__OBJECTIVE__.
State only the number of lines that include "عدلت".

** start of RECORDS FOR THE TASK **

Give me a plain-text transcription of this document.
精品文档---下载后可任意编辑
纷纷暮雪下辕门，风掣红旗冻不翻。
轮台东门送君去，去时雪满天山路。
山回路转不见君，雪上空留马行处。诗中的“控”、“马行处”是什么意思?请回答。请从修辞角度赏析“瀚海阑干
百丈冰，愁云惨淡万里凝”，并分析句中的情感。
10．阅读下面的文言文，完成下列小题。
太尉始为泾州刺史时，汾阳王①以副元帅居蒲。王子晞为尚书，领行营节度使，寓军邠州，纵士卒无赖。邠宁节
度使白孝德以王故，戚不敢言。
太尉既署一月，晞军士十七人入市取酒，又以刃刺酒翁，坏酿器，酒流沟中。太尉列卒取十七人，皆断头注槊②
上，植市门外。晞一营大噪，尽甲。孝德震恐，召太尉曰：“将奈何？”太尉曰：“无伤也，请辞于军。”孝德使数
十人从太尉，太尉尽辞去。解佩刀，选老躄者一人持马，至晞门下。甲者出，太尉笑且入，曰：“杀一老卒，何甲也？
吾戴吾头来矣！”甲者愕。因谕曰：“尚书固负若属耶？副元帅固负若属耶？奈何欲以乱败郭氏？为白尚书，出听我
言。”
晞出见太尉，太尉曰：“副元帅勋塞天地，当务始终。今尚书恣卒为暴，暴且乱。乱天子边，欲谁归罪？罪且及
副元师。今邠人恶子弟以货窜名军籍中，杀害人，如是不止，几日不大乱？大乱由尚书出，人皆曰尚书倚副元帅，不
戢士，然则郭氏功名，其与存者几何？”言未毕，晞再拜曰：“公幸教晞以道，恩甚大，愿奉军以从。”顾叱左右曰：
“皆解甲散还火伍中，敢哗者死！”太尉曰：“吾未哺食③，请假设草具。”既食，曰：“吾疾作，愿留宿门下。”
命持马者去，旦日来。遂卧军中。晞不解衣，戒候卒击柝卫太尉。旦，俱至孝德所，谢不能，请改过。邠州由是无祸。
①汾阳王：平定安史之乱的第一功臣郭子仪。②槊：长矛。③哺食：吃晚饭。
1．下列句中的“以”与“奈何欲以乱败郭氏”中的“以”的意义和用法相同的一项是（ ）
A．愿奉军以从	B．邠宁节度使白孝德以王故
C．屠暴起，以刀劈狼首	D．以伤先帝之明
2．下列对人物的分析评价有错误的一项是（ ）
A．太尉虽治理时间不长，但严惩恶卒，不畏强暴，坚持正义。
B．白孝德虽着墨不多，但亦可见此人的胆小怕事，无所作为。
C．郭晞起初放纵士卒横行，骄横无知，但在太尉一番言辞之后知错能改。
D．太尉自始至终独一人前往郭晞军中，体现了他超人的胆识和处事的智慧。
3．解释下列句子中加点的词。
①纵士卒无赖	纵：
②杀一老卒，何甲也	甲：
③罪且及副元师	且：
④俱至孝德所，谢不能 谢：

** end of RECORDS FOR THE TASK **
** start of RECORDS FOR THE TASK **

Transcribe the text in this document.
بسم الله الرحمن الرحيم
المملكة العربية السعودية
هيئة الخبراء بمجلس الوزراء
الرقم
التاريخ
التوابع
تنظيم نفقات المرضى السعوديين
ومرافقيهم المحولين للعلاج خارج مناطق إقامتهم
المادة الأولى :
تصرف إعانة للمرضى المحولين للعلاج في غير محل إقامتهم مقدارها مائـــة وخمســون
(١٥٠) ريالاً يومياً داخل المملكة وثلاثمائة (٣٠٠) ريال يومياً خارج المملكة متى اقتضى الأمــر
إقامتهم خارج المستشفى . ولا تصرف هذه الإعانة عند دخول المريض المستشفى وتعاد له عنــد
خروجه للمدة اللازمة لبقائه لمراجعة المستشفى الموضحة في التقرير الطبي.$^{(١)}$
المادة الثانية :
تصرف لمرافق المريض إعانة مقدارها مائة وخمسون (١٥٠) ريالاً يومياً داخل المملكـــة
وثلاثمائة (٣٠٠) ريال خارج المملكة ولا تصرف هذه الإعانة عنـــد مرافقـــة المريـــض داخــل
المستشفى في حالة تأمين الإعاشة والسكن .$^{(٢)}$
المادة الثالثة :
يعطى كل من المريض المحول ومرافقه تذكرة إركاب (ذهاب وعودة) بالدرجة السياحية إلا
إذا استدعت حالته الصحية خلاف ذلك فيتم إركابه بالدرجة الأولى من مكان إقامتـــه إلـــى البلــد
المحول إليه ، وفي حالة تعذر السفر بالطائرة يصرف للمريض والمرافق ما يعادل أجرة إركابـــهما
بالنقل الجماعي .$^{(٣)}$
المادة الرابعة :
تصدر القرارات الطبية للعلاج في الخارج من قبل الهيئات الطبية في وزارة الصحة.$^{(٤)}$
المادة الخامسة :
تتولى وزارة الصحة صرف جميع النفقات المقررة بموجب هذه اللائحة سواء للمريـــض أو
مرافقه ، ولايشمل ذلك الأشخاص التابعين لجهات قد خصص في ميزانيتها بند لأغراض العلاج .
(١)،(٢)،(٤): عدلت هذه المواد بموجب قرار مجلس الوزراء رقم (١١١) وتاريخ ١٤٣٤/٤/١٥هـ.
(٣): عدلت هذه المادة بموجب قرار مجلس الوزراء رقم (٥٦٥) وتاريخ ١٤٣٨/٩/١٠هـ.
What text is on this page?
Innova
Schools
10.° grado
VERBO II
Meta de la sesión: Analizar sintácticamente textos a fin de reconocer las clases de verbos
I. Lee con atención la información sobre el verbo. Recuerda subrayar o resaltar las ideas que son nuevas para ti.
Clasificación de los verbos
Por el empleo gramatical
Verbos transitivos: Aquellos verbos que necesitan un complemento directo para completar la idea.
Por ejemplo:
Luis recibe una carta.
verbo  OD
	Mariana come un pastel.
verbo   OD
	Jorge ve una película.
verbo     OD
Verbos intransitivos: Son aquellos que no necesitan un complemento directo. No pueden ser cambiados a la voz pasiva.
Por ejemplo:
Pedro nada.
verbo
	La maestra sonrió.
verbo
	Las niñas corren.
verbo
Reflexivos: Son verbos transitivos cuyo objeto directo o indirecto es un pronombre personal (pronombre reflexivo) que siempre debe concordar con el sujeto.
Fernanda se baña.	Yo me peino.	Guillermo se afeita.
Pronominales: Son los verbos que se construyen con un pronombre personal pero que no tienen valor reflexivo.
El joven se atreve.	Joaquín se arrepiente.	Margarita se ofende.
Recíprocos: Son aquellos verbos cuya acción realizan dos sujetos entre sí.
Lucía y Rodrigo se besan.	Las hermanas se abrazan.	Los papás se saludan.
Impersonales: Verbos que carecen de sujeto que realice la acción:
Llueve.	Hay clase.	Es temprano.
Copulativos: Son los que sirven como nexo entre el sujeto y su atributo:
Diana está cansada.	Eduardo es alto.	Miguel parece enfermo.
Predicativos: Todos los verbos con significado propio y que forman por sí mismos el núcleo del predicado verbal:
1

** end of RECORDS FOR THE TASK **

__WORKED SOLUTION__.
2